### Task to carry out
Copy every line of the listing that holds the string "USDT".

### Data shown
=-=-=

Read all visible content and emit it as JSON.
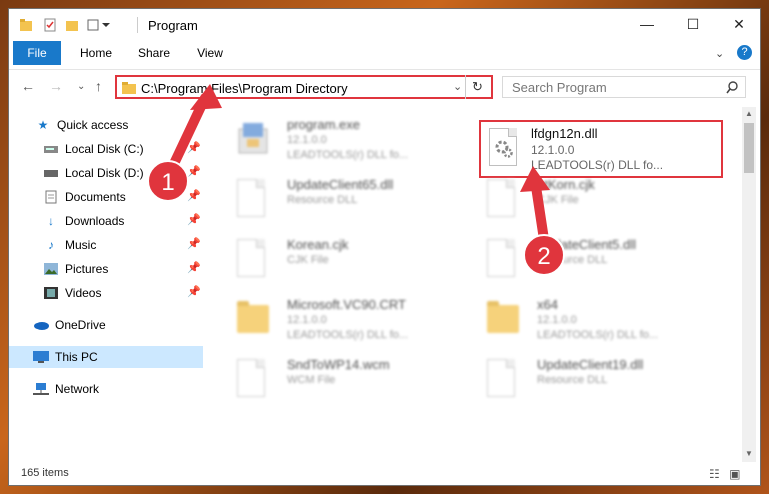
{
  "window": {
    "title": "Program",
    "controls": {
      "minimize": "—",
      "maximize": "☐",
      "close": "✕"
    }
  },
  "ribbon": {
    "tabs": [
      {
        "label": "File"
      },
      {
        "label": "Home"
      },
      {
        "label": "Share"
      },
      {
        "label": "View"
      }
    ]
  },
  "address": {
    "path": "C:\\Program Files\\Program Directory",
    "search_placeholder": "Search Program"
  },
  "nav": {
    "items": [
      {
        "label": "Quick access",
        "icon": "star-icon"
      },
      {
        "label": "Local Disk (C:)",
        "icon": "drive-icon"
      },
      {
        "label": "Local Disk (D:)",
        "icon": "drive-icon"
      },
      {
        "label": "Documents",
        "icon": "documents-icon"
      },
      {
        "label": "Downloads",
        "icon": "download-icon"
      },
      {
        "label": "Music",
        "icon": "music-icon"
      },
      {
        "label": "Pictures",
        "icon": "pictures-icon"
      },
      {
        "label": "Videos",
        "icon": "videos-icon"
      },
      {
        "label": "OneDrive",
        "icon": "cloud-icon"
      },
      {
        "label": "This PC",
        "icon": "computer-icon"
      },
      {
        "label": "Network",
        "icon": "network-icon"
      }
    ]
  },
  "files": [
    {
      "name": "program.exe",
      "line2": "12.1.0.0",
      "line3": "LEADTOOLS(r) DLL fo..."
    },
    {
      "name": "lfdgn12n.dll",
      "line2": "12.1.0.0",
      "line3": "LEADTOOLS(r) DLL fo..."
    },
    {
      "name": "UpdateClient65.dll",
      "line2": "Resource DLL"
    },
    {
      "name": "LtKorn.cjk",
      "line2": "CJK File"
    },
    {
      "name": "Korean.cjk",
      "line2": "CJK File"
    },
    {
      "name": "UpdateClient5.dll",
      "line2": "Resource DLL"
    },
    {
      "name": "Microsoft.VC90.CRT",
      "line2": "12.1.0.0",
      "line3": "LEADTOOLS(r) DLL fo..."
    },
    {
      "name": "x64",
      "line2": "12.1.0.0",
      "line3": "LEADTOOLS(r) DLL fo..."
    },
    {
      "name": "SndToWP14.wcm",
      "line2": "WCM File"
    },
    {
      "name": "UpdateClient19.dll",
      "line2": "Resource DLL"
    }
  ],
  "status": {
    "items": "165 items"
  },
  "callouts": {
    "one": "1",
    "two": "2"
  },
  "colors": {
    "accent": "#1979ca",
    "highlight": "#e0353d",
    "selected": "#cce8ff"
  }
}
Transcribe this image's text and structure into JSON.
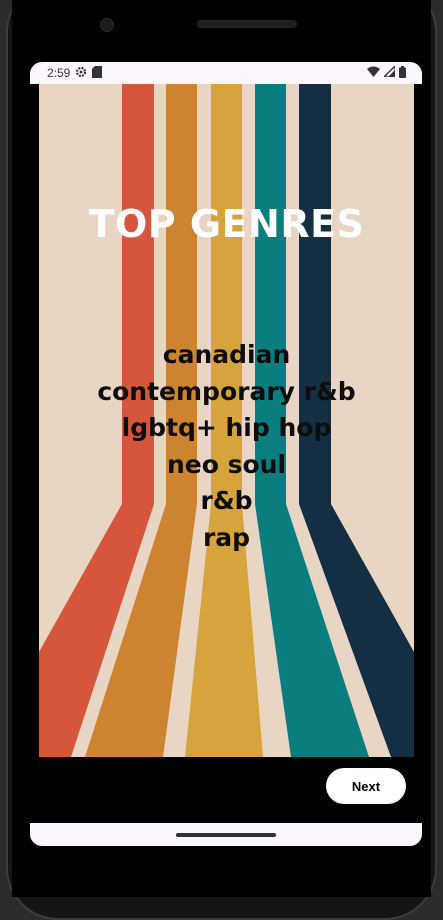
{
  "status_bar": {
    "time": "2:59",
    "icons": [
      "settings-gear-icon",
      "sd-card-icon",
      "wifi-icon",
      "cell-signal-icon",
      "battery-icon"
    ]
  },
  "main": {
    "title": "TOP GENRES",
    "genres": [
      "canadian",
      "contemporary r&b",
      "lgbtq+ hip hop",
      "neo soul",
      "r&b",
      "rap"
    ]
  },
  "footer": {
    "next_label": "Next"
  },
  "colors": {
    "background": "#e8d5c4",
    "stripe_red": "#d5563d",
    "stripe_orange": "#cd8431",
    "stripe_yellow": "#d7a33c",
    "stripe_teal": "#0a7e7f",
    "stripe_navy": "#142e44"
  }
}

=-=-=

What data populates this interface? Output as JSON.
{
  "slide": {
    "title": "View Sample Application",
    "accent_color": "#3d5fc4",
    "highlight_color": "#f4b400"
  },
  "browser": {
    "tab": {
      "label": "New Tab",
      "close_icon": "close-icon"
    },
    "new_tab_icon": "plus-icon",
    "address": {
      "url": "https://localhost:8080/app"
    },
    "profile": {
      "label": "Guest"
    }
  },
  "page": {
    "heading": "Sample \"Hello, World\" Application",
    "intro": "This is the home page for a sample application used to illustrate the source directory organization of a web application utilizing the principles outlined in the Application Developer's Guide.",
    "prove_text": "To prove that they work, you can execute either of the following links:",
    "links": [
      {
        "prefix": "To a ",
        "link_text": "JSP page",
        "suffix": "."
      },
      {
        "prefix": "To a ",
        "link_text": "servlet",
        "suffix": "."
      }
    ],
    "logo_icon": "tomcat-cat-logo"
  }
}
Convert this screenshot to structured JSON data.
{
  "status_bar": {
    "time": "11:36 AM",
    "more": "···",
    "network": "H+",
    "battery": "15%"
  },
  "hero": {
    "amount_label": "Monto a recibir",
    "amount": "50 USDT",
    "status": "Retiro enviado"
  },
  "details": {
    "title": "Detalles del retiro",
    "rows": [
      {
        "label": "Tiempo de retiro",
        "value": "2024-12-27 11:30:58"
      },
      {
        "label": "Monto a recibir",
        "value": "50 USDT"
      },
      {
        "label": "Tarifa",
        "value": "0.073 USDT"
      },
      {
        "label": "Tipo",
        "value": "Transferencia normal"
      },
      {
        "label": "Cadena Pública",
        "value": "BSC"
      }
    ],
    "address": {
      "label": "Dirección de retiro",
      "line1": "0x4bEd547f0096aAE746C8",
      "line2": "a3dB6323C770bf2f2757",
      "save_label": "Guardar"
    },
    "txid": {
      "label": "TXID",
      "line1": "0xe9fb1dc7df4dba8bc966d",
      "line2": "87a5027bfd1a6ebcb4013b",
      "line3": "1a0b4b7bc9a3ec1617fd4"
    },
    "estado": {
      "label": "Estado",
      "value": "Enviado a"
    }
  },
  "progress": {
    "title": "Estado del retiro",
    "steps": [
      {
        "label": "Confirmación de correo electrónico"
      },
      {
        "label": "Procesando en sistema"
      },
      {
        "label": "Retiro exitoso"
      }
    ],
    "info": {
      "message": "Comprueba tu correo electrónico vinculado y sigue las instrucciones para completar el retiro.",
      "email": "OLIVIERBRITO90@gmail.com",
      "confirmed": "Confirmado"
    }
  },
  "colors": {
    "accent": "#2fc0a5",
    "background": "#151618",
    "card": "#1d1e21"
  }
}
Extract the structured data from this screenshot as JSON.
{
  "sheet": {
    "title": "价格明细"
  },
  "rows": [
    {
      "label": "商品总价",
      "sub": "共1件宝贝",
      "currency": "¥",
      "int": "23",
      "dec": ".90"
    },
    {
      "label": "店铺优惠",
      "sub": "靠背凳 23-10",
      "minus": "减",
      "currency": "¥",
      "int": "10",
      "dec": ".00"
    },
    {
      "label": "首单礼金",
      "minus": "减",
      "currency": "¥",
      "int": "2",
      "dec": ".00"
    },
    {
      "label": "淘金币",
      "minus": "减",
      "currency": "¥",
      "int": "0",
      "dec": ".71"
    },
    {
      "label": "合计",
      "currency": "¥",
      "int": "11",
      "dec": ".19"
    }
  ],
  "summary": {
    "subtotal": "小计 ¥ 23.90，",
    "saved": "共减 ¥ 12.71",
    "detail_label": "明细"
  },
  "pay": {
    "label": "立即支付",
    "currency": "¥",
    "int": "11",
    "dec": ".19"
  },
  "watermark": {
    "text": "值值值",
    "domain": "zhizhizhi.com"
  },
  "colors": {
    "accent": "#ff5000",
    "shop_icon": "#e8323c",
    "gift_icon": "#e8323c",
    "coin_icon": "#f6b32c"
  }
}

=-=-=

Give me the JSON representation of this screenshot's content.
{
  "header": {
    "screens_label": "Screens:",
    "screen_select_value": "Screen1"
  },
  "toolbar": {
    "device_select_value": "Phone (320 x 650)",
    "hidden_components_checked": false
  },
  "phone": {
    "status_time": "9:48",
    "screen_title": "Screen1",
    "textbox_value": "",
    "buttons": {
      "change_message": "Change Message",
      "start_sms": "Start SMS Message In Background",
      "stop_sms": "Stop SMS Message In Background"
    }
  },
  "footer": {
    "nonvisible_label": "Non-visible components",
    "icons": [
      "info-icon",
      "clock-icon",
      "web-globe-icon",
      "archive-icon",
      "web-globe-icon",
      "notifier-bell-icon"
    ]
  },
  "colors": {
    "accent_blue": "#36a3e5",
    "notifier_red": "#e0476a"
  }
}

=-=-=

### The output
    "amount": "50 USDT",
        "value": "50 USDT"
        "value": "0.073 USDT"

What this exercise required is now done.